**Dataset excerpts**

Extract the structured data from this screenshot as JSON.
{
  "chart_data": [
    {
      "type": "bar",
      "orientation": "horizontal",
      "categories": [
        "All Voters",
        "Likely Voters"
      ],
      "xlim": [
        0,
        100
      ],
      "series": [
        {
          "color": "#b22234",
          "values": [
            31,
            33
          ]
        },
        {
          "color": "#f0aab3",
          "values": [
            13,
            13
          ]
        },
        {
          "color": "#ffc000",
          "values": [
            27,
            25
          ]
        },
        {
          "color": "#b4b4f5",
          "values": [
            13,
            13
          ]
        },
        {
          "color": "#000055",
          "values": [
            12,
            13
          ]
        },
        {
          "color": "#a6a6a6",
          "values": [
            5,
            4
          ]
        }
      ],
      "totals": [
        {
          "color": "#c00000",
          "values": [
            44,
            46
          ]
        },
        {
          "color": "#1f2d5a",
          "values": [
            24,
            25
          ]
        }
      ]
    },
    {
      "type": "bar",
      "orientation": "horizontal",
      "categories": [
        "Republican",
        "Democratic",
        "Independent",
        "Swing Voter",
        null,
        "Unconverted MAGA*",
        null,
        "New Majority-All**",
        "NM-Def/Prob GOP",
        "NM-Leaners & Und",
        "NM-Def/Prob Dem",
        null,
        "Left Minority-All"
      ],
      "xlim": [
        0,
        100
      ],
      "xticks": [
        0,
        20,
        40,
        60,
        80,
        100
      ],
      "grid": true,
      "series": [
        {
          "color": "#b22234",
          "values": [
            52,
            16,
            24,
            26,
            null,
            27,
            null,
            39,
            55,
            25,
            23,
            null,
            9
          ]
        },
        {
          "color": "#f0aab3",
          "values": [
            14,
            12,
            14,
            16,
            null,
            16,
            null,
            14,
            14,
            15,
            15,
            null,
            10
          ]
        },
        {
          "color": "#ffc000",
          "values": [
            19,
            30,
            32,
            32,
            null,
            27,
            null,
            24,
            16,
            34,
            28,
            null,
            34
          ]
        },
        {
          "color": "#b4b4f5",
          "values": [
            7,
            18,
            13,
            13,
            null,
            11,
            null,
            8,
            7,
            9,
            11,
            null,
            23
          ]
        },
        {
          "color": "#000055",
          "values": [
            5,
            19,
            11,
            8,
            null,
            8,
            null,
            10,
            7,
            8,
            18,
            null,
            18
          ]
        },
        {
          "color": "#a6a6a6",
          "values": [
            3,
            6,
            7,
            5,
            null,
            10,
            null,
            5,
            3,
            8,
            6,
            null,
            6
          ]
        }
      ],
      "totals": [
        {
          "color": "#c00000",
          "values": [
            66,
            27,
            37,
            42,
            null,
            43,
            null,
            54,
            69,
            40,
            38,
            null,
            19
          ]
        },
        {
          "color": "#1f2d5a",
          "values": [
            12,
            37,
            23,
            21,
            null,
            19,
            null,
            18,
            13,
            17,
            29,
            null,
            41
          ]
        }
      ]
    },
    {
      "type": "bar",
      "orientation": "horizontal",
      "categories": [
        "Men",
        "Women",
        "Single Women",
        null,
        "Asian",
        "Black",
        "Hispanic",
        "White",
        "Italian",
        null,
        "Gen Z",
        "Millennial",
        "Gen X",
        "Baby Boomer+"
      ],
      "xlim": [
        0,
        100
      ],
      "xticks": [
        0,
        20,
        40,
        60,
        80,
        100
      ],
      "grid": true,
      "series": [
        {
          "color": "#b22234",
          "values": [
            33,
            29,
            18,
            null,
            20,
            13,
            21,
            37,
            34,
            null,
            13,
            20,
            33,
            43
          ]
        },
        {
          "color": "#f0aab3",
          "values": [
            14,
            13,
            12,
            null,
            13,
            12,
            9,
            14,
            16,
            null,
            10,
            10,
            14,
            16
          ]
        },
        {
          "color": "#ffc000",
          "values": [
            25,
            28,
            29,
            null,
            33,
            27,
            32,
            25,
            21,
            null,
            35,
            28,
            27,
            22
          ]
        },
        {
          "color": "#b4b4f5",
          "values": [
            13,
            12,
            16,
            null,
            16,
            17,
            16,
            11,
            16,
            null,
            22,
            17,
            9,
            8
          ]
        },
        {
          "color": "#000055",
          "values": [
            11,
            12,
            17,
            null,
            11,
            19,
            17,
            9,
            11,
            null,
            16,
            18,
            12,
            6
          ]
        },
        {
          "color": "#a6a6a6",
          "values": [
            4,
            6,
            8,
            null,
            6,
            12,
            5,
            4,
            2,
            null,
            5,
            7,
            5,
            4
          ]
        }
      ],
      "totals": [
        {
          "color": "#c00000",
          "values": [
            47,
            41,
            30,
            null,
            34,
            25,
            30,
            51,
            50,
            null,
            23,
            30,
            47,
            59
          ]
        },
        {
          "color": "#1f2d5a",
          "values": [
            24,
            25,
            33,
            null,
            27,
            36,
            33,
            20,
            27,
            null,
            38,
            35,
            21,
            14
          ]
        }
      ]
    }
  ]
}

**Short task**
Transcribe the records above exactly as they appear.

**Written solution**
Extract the structured data from this screenshot as JSON.
{
  "chart_data": [
    {
      "type": "bar",
      "orientation": "horizontal",
      "categories": [
        "All Voters",
        "Likely Voters"
      ],
      "xlim": [
        0,
        100
      ],
      "series": [
        {
          "color": "#b22234",
          "values": [
            31,
            33
          ]
        },
        {
          "color": "#f0aab3",
          "values": [
            13,
            13
          ]
        },
        {
          "color": "#ffc000",
          "values": [
            27,
            25
          ]
        },
        {
          "color": "#b4b4f5",
          "values": [
            13,
            13
          ]
        },
        {
          "color": "#000055",
          "values": [
            12,
            13
          ]
        },
        {
          "color": "#a6a6a6",
          "values": [
            5,
            4
          ]
        }
      ],
      "totals": [
        {
          "color": "#c00000",
          "values": [
            44,
            46
          ]
        },
        {
          "color": "#1f2d5a",
          "values": [
            24,
            25
          ]
        }
      ]
    },
    {
      "type": "bar",
      "orientation": "horizontal",
      "categories": [
        "Republican",
        "Democratic",
        "Independent",
        "Swing Voter",
        null,
        "Unconverted MAGA*",
        null,
        "New Majority-All**",
        "NM-Def/Prob GOP",
        "NM-Leaners & Und",
        "NM-Def/Prob Dem",
        null,
        "Left Minority-All"
      ],
      "xlim": [
        0,
        100
      ],
      "xticks": [
        0,
        20,
        40,
        60,
        80,
        100
      ],
      "grid": true,
      "series": [
        {
          "color": "#b22234",
          "values": [
            52,
            16,
            24,
            26,
            null,
            27,
            null,
            39,
            55,
            25,
            23,
            null,
            9
          ]
        },
        {
          "color": "#f0aab3",
          "values": [
            14,
            12,
            14,
            16,
            null,
            16,
            null,
            14,
            14,
            15,
            15,
            null,
            10
          ]
        },
        {
          "color": "#ffc000",
          "values": [
            19,
            30,
            32,
            32,
            null,
            27,
            null,
            24,
            16,
            34,
            28,
            null,
            34
          ]
        },
        {
          "color": "#b4b4f5",
          "values": [
            7,
            18,
            13,
            13,
            null,
            11,
            null,
            8,
            7,
            9,
            11,
            null,
            23
          ]
        },
        {
          "color": "#000055",
          "values": [
            5,
            19,
            11,
            8,
            null,
            8,
            null,
            10,
            7,
            8,
            18,
            null,
            18
          ]
        },
        {
          "color": "#a6a6a6",
          "values": [
            3,
            6,
            7,
            5,
            null,
            10,
            null,
            5,
            3,
            8,
            6,
            null,
            6
          ]
        }
      ],
      "totals": [
        {
          "color": "#c00000",
          "values": [
            66,
            27,
            37,
            42,
            null,
            43,
            null,
            54,
            69,
            40,
            38,
            null,
            19
          ]
        },
        {
          "color": "#1f2d5a",
          "values": [
            12,
            37,
            23,
            21,
            null,
            19,
            null,
            18,
            13,
            17,
            29,
            null,
            41
          ]
        }
      ]
    },
    {
      "type": "bar",
      "orientation": "horizontal",
      "categories": [
        "Men",
        "Women",
        "Single Women",
        null,
        "Asian",
        "Black",
        "Hispanic",
        "White",
        "Italian",
        null,
        "Gen Z",
        "Millennial",
        "Gen X",
        "Baby Boomer+"
      ],
      "xlim": [
        0,
        100
      ],
      "xticks": [
        0,
        20,
        40,
        60,
        80,
        100
      ],
      "grid": true,
      "series": [
        {
          "color": "#b22234",
          "values": [
            33,
            29,
            18,
            null,
            20,
            13,
            21,
            37,
            34,
            null,
            13,
            20,
            33,
            43
          ]
        },
        {
          "color": "#f0aab3",
          "values": [
            14,
            13,
            12,
            null,
            13,
            12,
            9,
            14,
            16,
            null,
            10,
            10,
            14,
            16
          ]
        },
        {
          "color": "#ffc000",
          "values": [
            25,
            28,
            29,
            null,
            33,
            27,
            32,
            25,
            21,
            null,
            35,
            28,
            27,
            22
          ]
        },
        {
          "color": "#b4b4f5",
          "values": [
            13,
            12,
            16,
            null,
            16,
            17,
            16,
            11,
            16,
            null,
            22,
            17,
            9,
            8
          ]
        },
        {
          "color": "#000055",
          "values": [
            11,
            12,
            17,
            null,
            11,
            19,
            17,
            9,
            11,
            null,
            16,
            18,
            12,
            6
          ]
        },
        {
          "color": "#a6a6a6",
          "values": [
            4,
            6,
            8,
            null,
            6,
            12,
            5,
            4,
            2,
            null,
            5,
            7,
            5,
            4
          ]
        }
      ],
      "totals": [
        {
          "color": "#c00000",
          "values": [
            47,
            41,
            30,
            null,
            34,
            25,
            30,
            51,
            50,
            null,
            23,
            30,
            47,
            59
          ]
        },
        {
          "color": "#1f2d5a",
          "values": [
            24,
            25,
            33,
            null,
            27,
            36,
            33,
            20,
            27,
            null,
            38,
            35,
            21,
            14
          ]
        }
      ]
    }
  ]
}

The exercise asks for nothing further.